### INSTRUCTIONS TO FOLLOW:
Work out how many lines hold "coffee". Give the number and nothing else.

### MATERIAL PROVIDED:
---*---
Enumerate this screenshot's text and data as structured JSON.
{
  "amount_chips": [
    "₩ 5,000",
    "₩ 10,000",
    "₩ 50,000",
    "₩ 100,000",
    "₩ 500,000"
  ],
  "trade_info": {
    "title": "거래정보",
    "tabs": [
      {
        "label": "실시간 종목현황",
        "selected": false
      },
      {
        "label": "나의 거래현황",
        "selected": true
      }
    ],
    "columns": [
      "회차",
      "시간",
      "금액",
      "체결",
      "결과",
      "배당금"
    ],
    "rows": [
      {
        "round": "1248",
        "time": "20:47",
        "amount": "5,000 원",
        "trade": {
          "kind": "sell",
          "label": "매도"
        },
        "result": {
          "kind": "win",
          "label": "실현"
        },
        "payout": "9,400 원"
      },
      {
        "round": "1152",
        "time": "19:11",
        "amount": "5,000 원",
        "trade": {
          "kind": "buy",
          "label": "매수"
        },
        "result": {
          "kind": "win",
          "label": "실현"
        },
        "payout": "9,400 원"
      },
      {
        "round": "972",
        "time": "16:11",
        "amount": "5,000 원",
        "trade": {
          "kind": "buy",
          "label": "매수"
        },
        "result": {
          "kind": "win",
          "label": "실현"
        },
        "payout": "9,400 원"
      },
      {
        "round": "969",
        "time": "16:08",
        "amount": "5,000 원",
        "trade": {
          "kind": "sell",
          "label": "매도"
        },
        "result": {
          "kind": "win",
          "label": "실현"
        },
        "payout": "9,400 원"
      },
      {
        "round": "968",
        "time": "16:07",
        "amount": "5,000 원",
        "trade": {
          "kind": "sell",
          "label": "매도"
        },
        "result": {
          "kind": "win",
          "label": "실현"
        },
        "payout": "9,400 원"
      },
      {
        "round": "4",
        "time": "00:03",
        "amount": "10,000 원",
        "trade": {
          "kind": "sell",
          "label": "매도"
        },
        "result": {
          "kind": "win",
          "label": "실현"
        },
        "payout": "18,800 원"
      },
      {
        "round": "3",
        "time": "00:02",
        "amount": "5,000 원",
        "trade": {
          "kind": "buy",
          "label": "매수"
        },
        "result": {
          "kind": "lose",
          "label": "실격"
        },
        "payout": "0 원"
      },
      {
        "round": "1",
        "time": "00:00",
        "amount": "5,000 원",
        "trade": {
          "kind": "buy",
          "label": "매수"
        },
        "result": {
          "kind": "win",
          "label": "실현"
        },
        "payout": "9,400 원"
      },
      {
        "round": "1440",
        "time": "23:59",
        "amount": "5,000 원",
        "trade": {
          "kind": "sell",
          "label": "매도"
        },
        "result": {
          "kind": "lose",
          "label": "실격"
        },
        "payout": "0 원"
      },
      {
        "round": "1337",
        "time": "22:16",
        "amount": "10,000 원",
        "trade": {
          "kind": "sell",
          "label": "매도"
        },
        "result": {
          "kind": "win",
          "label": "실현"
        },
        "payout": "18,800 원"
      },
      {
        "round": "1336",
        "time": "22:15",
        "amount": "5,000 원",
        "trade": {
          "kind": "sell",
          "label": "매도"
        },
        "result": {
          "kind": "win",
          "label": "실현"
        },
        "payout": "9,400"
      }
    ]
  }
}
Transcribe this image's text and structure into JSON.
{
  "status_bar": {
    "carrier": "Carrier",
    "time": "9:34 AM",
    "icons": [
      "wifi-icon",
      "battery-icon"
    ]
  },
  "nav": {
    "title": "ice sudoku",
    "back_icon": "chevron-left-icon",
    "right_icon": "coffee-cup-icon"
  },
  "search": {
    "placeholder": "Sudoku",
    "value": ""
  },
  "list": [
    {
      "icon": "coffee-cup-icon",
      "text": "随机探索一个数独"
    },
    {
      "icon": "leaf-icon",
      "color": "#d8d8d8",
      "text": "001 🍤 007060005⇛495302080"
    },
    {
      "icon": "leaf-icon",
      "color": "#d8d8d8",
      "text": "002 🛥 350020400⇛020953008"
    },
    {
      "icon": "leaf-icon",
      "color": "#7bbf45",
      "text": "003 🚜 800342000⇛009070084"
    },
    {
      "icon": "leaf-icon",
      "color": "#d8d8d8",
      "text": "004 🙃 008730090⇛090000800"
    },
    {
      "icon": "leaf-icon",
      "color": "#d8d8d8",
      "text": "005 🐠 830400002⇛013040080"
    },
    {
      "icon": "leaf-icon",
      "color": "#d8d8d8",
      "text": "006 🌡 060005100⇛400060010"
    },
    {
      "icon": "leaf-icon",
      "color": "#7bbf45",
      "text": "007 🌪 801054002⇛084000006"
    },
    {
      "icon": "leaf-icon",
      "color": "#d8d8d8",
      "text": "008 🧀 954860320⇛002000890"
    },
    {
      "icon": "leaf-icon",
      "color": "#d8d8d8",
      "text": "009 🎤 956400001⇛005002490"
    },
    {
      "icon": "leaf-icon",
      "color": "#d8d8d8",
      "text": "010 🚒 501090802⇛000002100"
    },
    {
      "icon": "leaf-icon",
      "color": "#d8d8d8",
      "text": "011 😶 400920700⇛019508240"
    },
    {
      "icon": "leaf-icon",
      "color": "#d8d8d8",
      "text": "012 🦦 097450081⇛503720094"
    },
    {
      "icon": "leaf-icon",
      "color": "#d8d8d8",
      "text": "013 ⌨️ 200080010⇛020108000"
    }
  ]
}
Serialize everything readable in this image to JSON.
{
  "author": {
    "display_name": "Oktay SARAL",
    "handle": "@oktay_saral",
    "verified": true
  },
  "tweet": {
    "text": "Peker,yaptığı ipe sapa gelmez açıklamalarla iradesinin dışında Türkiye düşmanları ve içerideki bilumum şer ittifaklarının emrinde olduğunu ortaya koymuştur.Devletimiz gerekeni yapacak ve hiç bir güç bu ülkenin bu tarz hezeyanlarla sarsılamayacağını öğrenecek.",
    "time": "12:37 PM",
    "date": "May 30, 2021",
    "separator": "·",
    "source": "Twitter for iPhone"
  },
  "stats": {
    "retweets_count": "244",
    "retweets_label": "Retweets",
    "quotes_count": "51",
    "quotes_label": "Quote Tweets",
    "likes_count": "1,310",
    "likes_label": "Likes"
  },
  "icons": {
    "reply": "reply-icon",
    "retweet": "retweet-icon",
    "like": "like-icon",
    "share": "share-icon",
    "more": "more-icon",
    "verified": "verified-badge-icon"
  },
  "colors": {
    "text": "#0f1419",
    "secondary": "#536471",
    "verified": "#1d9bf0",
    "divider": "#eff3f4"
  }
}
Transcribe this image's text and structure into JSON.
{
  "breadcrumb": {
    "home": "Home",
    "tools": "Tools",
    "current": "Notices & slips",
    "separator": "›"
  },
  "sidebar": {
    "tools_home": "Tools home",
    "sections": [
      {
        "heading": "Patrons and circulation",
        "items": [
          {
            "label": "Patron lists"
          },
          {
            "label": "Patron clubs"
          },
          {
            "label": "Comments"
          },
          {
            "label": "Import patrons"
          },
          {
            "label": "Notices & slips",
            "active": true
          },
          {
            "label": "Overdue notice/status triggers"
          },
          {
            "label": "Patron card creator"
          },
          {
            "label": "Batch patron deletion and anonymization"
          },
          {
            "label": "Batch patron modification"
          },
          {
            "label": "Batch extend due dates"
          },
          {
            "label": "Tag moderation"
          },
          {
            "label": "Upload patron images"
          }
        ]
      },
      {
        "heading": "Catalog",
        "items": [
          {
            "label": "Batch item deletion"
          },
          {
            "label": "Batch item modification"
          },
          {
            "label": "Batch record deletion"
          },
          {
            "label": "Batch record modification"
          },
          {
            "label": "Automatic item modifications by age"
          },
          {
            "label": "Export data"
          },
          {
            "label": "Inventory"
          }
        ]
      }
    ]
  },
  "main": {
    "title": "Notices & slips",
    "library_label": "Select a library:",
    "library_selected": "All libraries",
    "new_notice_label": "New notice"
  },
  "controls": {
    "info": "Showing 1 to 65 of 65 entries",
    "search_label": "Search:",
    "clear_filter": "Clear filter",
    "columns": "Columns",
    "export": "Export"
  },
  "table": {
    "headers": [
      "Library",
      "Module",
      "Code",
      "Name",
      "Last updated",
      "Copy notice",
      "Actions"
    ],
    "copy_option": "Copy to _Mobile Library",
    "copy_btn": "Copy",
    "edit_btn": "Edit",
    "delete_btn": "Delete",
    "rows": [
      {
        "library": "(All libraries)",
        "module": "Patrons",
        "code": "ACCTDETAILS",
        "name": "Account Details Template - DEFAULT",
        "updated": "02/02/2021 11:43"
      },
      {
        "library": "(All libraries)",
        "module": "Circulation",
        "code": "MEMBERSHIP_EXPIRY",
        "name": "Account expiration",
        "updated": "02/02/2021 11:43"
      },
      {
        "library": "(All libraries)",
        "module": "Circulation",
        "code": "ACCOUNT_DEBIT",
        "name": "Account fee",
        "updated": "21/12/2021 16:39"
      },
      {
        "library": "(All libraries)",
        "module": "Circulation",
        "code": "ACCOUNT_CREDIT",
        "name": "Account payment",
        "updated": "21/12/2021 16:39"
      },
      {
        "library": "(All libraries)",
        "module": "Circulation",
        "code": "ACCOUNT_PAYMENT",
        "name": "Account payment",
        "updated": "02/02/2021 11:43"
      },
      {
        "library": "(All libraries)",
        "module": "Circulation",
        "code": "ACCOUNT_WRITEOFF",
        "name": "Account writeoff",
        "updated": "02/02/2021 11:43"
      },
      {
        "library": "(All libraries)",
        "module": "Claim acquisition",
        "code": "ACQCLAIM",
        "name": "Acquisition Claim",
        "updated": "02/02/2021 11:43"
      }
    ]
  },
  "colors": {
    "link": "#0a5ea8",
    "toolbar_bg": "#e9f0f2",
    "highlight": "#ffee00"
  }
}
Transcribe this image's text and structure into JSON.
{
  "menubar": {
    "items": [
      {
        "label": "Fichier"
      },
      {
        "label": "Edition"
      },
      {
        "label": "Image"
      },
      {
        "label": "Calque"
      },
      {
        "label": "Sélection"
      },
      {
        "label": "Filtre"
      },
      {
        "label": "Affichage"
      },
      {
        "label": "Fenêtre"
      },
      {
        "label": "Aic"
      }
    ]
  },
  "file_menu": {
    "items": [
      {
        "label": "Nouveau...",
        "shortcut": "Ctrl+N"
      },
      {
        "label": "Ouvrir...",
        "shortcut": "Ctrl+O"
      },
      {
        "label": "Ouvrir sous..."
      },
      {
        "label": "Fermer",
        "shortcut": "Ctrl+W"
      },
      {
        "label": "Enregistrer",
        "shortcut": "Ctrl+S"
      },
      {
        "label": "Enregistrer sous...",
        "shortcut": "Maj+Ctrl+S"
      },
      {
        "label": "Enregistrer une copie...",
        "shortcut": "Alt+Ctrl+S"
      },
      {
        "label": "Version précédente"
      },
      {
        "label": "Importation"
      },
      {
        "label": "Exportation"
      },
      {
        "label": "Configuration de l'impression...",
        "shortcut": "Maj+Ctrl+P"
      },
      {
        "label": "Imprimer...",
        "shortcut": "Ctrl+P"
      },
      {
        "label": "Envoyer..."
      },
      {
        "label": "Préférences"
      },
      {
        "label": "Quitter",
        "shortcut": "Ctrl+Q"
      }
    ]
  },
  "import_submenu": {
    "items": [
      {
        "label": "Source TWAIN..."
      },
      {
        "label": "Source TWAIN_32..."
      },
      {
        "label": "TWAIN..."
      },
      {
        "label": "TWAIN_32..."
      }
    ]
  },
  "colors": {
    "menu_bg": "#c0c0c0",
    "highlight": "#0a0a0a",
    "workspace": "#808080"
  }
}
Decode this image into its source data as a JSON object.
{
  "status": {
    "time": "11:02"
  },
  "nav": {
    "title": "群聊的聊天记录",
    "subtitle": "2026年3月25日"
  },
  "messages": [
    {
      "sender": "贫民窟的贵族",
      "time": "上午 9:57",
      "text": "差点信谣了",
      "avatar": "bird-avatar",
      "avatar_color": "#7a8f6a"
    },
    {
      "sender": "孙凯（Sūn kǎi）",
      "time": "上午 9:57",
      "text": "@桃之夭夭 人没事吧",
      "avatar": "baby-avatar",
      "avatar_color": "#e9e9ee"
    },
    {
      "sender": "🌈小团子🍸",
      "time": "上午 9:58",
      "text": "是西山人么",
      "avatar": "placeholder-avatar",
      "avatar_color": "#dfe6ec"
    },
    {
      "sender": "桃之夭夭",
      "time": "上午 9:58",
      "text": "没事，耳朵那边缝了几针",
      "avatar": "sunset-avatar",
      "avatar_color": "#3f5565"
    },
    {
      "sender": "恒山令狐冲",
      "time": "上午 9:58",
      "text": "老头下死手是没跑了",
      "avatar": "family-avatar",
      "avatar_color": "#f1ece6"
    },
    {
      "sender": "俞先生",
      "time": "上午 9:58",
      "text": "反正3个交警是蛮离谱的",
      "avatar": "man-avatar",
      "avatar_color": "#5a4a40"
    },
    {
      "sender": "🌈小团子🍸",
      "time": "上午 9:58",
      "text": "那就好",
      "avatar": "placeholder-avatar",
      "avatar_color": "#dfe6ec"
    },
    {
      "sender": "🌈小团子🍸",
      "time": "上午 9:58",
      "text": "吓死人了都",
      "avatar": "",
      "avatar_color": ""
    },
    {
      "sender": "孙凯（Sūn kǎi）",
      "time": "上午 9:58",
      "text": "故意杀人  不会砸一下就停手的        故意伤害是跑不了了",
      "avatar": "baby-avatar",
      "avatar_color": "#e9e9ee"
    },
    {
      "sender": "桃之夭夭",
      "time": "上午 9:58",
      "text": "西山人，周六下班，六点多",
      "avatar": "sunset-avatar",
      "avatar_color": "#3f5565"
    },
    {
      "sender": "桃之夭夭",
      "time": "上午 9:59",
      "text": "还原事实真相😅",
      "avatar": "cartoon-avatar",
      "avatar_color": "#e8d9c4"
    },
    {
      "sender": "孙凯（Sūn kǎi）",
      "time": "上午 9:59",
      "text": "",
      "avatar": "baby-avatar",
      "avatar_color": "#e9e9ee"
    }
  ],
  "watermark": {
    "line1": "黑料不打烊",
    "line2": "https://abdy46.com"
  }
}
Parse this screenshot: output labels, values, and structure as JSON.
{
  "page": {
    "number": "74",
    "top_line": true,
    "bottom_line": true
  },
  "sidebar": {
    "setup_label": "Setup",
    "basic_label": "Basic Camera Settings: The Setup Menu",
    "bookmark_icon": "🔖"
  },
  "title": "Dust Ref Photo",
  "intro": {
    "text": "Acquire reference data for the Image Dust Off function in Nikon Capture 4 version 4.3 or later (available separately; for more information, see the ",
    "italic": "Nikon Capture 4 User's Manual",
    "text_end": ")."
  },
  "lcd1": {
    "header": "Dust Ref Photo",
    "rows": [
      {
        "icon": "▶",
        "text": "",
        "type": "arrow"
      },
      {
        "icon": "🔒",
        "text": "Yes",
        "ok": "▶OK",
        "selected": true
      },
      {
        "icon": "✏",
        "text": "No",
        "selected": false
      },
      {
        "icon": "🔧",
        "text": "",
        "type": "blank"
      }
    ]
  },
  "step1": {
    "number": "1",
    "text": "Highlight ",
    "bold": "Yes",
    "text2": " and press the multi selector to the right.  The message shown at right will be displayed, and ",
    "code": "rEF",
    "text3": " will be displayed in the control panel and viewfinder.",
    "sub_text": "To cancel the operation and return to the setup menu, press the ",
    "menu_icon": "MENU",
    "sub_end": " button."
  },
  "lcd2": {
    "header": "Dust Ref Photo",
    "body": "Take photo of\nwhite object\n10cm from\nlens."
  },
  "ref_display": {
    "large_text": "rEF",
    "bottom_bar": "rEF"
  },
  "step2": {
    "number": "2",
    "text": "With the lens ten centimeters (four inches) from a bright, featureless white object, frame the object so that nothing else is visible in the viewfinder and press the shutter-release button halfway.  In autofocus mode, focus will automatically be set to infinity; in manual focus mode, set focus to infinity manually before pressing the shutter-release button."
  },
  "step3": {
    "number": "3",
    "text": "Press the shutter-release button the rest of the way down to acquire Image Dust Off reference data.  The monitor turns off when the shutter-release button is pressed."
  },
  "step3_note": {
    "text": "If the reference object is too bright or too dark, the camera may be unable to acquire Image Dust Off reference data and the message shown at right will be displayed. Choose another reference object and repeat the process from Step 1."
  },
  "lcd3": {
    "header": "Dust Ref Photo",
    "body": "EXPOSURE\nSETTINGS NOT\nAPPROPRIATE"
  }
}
---*---
### RESPONSE TO THE TASK:
2